▸ **Exercise brief**:
Bring together all lines of the material below that contain the string "this".

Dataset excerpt
★ ★ ★ ★
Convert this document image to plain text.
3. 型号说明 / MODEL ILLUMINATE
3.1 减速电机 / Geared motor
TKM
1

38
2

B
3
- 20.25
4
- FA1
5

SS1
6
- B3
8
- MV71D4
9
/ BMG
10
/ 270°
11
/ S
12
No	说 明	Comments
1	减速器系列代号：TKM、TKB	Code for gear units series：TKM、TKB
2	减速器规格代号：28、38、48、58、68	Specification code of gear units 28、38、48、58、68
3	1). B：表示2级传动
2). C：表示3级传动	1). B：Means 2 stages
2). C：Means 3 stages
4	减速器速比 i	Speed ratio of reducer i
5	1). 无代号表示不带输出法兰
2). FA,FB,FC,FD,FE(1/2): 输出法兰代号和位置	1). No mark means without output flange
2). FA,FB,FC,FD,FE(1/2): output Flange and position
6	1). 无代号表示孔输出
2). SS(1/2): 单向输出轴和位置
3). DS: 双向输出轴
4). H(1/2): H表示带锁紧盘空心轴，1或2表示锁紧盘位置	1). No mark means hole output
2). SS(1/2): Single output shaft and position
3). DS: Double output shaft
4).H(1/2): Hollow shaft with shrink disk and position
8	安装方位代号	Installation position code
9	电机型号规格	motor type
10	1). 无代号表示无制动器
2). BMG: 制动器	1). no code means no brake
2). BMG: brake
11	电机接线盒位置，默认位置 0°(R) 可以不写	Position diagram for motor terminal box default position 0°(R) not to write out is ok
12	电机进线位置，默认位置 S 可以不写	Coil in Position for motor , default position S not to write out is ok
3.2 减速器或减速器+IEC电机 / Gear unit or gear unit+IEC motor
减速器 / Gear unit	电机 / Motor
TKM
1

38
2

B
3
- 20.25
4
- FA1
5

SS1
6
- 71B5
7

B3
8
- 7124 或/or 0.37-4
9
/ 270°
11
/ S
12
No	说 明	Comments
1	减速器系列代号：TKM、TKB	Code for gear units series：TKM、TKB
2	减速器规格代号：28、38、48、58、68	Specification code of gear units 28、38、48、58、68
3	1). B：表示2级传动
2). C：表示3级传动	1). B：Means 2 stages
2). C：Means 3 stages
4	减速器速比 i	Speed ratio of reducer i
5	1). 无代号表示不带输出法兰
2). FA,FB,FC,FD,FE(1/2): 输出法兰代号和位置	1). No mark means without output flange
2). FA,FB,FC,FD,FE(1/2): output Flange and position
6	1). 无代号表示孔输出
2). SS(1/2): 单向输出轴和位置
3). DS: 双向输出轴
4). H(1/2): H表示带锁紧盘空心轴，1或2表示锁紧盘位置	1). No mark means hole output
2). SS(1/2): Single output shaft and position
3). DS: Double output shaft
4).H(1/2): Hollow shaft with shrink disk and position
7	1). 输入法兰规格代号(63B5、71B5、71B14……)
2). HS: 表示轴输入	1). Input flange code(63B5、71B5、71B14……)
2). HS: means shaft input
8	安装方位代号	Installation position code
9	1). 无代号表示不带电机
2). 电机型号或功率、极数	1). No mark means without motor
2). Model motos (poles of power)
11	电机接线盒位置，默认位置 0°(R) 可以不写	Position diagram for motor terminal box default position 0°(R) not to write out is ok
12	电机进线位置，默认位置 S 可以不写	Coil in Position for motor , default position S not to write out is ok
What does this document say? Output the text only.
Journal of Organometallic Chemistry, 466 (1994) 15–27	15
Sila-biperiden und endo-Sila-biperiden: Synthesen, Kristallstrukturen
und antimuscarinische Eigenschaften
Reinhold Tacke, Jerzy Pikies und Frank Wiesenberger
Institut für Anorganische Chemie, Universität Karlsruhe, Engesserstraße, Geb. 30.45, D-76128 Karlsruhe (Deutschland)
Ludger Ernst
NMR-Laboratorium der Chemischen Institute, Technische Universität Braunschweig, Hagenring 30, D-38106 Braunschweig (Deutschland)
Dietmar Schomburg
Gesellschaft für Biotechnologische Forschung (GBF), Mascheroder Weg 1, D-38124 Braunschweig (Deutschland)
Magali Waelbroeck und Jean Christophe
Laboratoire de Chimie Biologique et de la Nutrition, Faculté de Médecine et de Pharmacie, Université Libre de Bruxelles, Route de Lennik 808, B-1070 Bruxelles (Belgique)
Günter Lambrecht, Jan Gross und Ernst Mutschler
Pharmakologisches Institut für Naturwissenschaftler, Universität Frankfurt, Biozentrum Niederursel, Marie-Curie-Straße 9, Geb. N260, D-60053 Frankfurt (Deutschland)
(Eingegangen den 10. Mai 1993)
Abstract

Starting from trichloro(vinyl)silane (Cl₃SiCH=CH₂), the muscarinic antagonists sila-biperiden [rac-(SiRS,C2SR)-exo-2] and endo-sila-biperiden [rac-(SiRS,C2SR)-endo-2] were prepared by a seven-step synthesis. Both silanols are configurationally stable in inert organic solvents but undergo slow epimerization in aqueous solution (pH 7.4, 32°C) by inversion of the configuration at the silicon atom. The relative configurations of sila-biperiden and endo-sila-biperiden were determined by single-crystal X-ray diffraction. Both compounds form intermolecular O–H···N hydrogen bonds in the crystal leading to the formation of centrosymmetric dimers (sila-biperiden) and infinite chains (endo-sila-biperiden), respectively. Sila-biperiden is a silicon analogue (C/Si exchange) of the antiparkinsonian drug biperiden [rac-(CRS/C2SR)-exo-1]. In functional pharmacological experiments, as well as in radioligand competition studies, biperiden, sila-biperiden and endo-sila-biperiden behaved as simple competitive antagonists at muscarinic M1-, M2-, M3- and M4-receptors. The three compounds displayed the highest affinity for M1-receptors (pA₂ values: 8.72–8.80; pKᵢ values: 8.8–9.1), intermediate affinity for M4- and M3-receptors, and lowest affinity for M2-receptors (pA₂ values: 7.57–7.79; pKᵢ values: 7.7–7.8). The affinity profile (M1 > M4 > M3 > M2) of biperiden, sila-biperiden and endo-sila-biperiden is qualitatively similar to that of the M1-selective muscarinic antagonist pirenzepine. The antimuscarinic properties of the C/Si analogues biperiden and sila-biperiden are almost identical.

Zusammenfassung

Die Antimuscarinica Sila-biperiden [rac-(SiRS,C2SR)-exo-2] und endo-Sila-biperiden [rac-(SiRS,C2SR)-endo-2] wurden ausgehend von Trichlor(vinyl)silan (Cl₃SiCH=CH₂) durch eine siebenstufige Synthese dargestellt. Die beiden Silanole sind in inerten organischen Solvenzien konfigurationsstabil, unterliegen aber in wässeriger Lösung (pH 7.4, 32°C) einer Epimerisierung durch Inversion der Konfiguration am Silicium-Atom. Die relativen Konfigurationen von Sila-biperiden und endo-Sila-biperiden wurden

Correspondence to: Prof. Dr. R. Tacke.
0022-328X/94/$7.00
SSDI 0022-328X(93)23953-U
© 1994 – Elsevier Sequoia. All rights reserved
★ ★ ★ ★
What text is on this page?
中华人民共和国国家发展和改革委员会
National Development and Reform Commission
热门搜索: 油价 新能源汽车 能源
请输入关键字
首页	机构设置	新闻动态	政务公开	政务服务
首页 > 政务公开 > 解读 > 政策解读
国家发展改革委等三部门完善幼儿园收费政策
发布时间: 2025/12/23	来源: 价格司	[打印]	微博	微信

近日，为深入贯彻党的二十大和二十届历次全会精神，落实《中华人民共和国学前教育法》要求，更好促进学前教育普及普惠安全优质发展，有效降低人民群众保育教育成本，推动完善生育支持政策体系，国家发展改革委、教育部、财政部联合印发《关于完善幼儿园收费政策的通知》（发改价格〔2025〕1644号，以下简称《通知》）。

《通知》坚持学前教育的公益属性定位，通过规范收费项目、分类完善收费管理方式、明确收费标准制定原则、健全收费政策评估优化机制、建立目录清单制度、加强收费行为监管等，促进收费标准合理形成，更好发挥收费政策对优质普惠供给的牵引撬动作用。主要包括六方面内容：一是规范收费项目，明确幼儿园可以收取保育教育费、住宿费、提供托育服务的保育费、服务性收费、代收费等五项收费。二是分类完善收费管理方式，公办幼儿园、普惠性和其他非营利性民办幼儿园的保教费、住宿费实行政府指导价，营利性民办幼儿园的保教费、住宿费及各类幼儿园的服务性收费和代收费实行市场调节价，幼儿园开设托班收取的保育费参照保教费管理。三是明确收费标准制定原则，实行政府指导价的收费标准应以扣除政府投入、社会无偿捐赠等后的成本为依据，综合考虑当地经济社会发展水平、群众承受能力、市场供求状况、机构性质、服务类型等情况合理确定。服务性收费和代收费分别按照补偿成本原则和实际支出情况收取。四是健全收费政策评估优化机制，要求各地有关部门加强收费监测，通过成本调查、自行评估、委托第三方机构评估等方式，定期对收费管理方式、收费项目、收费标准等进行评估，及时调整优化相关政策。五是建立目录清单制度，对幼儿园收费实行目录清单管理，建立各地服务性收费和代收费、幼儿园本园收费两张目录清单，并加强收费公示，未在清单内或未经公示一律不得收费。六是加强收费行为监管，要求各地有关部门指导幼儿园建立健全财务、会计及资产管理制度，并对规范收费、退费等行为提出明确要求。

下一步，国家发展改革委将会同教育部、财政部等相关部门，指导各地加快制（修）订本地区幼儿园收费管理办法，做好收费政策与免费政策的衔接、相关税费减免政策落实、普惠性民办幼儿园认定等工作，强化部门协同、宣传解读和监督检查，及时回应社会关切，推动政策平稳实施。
★ ★ ★ ★
▸ **Exercise answer**:
Convert this document image to plain text.
What does this document say? Output the text only.
What text is on this page?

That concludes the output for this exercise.